WHAT TO DO ->
In the listing below, pick out lines with "Performance".

SOURCE MATERIAL ->

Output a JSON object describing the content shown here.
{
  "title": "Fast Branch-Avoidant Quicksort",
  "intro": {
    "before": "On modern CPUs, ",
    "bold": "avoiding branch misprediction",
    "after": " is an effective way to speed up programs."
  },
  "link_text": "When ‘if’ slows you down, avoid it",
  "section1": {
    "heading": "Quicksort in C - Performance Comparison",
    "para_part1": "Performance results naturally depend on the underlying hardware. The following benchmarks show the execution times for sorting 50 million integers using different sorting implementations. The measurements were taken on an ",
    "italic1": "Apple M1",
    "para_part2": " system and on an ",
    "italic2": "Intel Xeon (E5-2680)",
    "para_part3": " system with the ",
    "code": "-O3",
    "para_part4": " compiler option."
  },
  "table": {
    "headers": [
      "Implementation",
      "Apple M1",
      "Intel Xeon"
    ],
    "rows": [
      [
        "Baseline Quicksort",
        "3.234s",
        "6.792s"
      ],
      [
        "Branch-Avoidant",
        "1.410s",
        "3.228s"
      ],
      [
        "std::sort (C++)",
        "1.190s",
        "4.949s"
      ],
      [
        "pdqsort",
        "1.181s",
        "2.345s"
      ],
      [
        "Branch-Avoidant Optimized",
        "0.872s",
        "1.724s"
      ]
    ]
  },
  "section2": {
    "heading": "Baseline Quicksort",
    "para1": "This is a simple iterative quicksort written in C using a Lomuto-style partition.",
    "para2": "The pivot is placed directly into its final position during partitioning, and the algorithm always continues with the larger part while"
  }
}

TASK SOLUTION ->
    "heading": "Quicksort in C - Performance Comparison",
    "para_part1": "Performance results naturally depend on the underlying hardware. The following benchmarks show the execution times for sorting 50 million integers using different sorting implementations. The measurements were taken on an ",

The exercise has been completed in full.